* SET EXERCISE
In the records below, work out how many lines hold the word "Východ". Report the number alone.

* DATA SHOWN
▽

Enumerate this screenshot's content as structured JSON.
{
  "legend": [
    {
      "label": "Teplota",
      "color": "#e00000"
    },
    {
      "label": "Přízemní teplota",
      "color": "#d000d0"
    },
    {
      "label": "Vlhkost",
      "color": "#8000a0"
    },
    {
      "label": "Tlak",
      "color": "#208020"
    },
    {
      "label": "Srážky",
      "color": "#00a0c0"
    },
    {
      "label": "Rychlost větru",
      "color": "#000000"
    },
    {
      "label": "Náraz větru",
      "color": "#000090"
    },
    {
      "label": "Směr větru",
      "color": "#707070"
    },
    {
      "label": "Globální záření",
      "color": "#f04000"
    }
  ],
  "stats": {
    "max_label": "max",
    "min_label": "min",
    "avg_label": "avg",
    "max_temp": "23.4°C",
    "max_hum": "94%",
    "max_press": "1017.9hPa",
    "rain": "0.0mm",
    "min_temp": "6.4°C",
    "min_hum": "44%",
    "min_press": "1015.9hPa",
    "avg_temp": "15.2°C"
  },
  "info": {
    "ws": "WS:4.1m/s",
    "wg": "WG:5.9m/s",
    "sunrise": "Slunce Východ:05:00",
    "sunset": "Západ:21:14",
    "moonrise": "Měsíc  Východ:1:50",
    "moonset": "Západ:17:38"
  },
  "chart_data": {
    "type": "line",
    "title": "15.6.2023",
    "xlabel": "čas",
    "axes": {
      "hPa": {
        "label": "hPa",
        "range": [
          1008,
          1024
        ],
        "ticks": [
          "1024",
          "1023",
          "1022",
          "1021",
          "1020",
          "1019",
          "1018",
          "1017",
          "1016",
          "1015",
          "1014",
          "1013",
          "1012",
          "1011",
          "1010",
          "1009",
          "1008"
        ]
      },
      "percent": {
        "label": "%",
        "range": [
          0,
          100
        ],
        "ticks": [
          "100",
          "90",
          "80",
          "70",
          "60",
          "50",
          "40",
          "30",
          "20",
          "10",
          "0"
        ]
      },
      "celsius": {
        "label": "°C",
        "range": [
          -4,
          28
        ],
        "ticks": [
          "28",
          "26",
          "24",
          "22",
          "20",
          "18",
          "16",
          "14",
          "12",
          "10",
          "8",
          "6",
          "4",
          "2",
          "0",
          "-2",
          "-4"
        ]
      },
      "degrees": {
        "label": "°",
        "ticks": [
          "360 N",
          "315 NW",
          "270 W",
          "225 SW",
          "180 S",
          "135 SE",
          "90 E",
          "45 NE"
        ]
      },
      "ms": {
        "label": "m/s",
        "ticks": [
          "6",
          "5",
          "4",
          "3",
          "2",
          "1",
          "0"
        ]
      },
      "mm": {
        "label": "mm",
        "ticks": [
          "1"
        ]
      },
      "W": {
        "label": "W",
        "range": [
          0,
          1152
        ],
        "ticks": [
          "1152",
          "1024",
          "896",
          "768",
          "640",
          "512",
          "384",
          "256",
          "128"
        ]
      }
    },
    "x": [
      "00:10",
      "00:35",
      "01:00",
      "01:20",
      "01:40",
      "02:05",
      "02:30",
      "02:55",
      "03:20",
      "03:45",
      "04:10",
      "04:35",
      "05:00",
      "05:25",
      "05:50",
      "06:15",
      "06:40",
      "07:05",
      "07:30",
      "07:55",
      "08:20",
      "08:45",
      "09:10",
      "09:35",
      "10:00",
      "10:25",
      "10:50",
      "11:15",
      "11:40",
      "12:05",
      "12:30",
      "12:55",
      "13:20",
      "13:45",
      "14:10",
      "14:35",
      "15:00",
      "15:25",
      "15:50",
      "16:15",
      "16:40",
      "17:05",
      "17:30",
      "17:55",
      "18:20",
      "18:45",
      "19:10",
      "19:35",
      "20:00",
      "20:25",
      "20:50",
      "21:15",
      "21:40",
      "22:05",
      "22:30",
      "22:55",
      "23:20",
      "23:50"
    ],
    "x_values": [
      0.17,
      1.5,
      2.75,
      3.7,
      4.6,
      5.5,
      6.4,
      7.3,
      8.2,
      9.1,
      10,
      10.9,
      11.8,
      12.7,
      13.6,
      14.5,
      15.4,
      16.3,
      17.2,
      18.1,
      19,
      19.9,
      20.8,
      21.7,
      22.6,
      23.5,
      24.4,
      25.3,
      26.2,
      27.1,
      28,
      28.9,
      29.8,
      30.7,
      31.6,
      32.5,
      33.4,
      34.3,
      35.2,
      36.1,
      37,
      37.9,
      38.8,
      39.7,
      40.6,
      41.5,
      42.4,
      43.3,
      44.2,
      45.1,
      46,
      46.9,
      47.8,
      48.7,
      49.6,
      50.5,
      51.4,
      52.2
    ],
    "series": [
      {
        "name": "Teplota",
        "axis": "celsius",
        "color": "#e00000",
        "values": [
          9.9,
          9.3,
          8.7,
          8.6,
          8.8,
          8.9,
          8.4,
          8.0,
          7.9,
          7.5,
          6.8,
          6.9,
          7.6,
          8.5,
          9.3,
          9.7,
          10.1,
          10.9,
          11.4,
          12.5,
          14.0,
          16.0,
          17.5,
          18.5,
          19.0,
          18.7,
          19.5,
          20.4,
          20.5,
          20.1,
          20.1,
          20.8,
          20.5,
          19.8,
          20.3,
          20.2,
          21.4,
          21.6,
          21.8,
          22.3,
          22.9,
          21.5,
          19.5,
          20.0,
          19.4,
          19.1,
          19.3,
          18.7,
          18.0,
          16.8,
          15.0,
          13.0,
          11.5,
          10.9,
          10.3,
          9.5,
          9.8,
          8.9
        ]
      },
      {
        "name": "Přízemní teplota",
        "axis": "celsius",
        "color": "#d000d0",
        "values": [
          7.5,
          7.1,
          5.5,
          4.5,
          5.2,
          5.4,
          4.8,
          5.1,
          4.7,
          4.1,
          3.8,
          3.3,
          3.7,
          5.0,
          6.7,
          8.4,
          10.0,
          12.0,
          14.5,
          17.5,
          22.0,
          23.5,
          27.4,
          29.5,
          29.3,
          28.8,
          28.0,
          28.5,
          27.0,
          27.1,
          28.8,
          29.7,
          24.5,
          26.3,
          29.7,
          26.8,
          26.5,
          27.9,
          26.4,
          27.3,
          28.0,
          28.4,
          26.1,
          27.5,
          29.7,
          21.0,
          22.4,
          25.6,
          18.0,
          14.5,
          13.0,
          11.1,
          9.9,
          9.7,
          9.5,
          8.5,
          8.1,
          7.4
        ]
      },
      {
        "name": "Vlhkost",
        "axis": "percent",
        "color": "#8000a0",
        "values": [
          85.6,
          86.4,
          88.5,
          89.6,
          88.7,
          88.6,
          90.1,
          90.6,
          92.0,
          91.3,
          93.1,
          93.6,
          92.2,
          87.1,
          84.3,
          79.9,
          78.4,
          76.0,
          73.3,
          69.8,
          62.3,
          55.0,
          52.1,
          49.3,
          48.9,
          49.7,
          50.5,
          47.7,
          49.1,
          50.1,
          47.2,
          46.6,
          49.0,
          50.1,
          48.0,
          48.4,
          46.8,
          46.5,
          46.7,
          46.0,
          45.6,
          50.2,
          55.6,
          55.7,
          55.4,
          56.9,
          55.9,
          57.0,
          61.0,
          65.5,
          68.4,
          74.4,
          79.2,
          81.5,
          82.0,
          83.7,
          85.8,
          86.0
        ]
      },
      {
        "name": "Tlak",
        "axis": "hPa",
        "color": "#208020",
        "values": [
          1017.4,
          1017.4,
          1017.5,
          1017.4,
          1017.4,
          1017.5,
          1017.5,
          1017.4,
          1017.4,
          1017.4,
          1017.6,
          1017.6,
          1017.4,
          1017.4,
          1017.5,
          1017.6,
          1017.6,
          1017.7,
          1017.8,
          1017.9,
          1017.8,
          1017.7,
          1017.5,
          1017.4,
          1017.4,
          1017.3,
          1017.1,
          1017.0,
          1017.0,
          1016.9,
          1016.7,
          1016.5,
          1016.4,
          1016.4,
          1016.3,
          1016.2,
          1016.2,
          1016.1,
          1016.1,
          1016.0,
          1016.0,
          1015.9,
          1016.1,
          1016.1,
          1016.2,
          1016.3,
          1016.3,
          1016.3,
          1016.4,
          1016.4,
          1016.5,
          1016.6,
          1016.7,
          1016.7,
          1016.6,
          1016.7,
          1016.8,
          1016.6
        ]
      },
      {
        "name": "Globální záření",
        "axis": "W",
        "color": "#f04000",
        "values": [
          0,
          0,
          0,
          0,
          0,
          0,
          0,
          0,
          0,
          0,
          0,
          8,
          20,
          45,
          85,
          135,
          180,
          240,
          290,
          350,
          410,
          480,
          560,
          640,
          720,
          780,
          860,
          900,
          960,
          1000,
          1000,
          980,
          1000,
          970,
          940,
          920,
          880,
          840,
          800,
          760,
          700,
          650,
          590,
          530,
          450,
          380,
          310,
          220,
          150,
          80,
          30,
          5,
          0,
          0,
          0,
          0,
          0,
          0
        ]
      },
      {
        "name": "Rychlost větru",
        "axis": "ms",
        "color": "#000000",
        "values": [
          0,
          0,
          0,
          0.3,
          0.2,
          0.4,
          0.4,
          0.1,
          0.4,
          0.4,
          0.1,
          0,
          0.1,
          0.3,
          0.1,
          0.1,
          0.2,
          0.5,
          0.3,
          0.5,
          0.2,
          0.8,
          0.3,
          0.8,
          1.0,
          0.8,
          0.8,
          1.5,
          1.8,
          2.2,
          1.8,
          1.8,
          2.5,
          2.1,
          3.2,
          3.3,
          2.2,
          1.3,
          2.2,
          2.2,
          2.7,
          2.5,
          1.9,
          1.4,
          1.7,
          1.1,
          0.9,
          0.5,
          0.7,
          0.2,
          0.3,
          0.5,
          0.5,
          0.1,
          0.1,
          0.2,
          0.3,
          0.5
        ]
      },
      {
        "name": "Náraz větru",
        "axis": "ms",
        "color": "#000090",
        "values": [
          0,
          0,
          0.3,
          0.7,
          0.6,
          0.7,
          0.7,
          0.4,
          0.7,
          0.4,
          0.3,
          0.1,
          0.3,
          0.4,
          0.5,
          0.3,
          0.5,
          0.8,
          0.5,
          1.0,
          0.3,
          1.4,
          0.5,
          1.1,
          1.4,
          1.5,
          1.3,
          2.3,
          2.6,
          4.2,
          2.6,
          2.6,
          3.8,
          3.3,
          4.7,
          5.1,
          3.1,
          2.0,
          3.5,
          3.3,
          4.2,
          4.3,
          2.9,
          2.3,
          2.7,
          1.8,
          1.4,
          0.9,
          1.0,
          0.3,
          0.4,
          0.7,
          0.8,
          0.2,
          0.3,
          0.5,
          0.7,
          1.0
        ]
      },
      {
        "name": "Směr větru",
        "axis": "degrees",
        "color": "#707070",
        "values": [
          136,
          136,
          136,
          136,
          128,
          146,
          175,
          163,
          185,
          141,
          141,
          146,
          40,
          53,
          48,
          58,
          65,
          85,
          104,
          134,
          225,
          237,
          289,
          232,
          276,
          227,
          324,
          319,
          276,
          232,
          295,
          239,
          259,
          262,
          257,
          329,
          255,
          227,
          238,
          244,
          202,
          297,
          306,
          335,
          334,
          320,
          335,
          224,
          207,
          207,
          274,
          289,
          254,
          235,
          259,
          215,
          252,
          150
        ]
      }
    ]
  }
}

△

* OUTPUT OF THE EXERCISE
2